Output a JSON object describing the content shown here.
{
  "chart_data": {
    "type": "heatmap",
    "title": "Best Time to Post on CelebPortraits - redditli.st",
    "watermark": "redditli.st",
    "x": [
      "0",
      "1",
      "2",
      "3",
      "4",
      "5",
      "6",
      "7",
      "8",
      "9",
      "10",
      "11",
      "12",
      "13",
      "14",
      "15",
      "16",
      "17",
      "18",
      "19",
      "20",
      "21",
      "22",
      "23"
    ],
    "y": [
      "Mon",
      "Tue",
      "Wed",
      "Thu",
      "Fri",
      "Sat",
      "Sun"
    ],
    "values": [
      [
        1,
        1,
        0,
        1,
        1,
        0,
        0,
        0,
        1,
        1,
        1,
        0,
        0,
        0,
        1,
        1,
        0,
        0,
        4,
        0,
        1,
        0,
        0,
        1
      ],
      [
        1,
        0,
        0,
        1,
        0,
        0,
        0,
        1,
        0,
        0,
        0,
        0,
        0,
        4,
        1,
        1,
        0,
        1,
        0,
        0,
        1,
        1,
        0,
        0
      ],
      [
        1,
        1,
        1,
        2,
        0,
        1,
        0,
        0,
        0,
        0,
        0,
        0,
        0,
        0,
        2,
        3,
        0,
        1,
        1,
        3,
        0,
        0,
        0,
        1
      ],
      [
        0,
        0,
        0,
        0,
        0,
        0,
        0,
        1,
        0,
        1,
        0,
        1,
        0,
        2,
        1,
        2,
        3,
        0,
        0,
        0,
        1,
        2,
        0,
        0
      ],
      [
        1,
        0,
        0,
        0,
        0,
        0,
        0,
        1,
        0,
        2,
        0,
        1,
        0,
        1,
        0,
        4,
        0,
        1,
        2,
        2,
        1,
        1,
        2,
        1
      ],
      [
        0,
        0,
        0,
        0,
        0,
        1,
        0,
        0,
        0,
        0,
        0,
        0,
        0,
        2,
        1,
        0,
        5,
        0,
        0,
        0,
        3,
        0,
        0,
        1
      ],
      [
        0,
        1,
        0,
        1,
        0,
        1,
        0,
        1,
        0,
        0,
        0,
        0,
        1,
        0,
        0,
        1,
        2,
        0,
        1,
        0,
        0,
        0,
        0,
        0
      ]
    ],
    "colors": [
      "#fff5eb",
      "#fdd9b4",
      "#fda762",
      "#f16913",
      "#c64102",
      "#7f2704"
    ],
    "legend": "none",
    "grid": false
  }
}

WORK TO DO: Determine how many lines of the data contain "redditli" and give nothing but that number.

RESULT OF THIS TASK: 2